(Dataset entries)

++++++

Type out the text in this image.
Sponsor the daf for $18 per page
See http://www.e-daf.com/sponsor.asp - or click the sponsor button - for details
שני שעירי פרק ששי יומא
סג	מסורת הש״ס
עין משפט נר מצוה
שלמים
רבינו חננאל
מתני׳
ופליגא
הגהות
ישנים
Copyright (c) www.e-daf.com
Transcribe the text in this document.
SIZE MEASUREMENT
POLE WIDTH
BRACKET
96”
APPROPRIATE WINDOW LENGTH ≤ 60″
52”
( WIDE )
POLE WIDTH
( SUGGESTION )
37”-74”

++++++

| Given exercise |
Every entry above needs to be quoted exactly.

| Solution for this problem |
Type out the text in this image.
Sponsor the daf for $18 per page
See http://www.e-daf.com/sponsor.asp - or click the sponsor button - for details
שני שעירי פרק ששי יומא
סג	מסורת הש״ס
עין משפט נר מצוה
שלמים
רבינו חננאל
מתני׳
ופליגא
הגהות
ישנים
Copyright (c) www.e-daf.com
Transcribe the text in this document.
SIZE MEASUREMENT
POLE WIDTH
BRACKET
96”
APPROPRIATE WINDOW LENGTH ≤ 60″
52”
( WIDE )
POLE WIDTH
( SUGGESTION )
37”-74”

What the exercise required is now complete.